-- BEGIN Source material --

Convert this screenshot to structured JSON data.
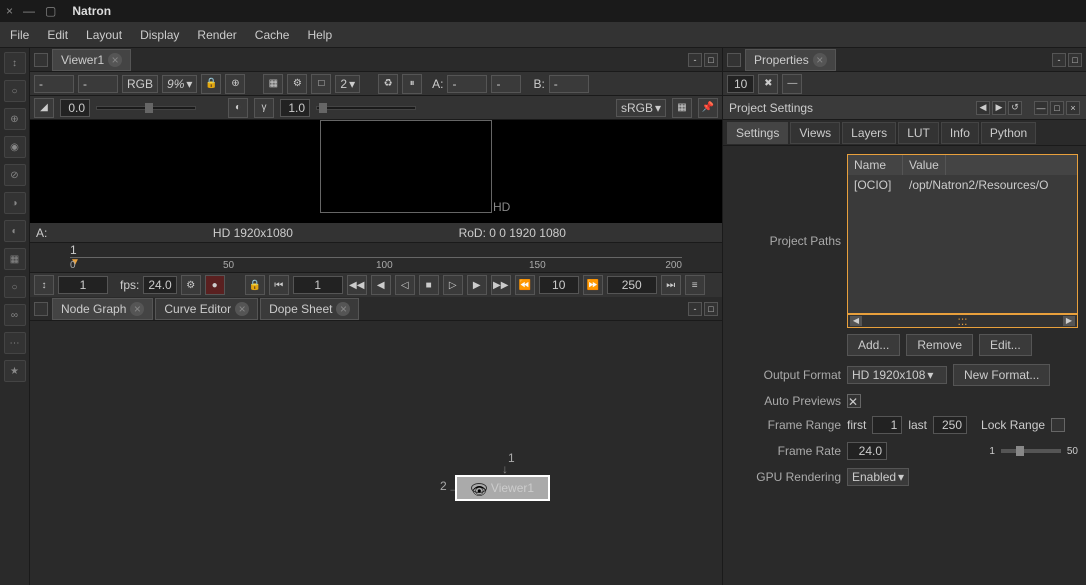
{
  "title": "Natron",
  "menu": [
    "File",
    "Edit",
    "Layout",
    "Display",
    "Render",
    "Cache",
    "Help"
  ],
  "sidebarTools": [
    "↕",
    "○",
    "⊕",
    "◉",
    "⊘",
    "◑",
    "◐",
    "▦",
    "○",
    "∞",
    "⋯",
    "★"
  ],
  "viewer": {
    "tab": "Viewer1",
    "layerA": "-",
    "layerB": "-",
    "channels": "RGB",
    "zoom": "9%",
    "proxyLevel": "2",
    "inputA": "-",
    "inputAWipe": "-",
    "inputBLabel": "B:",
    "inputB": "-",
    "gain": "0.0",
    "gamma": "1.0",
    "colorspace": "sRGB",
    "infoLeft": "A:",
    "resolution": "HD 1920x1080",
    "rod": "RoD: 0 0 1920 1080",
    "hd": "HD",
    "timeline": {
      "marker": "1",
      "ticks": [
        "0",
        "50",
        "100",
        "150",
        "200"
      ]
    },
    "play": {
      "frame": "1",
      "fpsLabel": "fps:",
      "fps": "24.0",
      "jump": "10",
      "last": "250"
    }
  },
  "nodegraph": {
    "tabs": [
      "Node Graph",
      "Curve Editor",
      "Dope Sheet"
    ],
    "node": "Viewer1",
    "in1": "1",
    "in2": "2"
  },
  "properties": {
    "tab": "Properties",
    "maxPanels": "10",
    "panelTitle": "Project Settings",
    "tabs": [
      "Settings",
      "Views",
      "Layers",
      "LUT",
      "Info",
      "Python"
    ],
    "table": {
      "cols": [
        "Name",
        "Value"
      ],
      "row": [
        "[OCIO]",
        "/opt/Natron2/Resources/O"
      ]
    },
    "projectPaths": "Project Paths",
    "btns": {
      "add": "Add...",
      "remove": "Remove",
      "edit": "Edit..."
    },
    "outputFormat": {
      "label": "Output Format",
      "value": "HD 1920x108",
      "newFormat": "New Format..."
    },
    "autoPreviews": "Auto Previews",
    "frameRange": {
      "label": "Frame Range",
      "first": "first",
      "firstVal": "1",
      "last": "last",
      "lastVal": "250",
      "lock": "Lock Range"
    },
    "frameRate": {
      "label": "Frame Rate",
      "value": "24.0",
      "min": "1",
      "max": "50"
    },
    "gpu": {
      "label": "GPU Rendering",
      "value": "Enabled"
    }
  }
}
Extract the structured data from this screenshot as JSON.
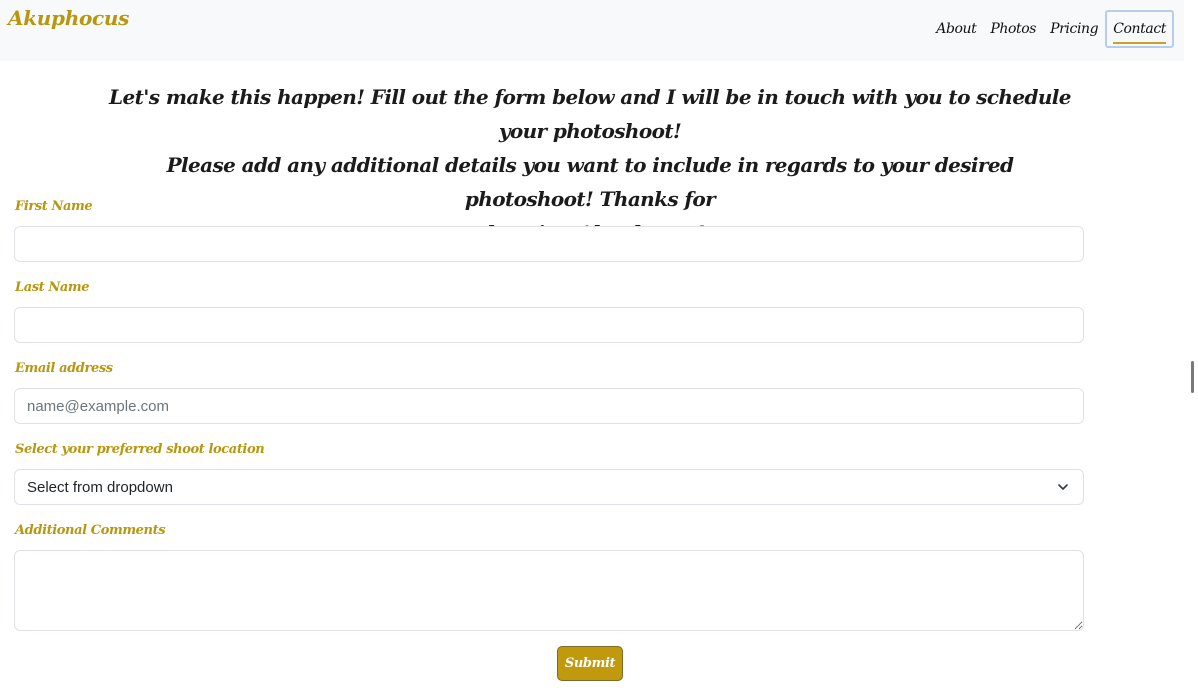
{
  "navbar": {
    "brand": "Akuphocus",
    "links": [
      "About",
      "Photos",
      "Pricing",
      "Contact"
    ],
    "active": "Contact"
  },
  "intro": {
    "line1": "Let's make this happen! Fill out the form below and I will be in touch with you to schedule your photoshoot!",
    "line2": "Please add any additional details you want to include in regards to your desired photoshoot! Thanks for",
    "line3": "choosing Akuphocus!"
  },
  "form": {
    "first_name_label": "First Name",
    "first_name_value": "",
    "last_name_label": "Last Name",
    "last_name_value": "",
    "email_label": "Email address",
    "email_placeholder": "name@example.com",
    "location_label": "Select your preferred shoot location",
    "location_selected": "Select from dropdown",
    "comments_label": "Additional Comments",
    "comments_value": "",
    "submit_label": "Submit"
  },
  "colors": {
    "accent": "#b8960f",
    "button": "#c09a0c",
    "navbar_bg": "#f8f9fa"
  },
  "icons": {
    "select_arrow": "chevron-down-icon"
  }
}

-- END Source material --
-- BEGIN Source material --

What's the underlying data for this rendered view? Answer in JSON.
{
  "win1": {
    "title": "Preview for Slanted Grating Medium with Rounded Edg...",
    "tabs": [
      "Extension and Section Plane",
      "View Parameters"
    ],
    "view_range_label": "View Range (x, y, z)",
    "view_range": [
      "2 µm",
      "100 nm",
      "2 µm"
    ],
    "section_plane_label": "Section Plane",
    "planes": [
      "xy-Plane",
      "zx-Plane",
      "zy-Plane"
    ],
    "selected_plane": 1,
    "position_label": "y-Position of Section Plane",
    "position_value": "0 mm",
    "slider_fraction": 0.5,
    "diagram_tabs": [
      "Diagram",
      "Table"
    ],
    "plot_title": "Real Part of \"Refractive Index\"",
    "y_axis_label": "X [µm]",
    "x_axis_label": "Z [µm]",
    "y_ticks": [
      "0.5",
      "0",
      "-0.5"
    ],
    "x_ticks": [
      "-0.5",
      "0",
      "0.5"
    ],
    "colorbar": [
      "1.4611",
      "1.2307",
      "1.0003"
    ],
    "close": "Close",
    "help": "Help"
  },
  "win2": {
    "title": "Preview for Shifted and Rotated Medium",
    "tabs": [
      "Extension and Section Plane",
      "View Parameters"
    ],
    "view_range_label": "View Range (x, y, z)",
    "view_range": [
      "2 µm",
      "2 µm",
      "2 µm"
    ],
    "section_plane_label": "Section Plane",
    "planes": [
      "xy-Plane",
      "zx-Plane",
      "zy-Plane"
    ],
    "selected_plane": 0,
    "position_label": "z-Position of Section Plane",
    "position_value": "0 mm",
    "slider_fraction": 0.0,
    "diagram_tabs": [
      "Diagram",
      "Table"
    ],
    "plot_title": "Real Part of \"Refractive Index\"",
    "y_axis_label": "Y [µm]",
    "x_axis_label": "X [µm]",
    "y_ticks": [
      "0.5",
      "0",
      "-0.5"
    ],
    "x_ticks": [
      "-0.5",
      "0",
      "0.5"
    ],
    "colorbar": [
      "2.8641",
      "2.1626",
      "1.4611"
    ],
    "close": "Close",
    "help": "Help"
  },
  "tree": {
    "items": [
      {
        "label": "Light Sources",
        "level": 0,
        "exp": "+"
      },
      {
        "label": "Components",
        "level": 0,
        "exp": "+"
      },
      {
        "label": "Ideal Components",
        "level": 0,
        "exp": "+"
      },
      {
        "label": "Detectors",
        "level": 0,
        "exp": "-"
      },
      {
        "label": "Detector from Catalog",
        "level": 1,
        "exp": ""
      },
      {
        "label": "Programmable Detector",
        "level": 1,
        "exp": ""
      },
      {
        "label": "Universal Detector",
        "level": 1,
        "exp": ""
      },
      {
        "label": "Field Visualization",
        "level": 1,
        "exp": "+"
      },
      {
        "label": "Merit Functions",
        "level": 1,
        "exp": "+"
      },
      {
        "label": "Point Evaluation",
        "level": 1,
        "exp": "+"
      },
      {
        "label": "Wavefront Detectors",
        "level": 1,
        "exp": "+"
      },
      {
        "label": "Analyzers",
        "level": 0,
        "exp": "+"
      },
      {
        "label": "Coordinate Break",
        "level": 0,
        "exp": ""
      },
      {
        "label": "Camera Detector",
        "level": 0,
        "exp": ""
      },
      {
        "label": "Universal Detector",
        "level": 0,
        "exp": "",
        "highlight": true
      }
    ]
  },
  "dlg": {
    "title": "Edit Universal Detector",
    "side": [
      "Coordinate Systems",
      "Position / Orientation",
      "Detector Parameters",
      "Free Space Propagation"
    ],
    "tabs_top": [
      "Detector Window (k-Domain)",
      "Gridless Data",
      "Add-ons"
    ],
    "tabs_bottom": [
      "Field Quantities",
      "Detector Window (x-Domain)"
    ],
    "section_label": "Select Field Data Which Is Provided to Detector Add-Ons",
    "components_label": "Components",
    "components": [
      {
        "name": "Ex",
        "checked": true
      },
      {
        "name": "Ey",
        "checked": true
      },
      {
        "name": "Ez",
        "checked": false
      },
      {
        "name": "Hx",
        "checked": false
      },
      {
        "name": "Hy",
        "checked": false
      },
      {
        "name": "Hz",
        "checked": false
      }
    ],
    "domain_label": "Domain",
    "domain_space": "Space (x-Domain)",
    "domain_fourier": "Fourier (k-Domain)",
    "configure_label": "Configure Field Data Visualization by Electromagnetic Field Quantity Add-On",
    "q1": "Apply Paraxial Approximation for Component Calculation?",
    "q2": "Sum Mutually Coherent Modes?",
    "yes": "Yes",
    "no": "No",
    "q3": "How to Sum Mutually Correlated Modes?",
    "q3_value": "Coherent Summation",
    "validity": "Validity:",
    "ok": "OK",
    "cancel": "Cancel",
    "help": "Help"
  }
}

-- END Source material --
-- BEGIN Source material --

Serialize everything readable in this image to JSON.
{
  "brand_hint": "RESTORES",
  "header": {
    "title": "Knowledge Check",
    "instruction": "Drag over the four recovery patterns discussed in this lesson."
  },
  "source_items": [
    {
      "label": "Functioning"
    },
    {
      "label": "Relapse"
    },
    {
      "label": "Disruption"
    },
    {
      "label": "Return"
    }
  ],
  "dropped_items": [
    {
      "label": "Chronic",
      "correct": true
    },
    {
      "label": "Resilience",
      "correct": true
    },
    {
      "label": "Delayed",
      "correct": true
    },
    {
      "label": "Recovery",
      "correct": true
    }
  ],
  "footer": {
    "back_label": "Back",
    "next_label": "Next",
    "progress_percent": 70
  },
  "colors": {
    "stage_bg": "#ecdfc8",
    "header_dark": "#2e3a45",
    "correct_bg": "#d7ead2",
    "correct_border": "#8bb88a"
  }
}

-- END Source material --

Exercise aim ::
Lines holding the word "screenshot" in the entries above are the ones to pull out. Copy them all.

Solution to the exercise ::
Convert this screenshot to structured JSON data.
Extract the structured data from this screenshot as JSON.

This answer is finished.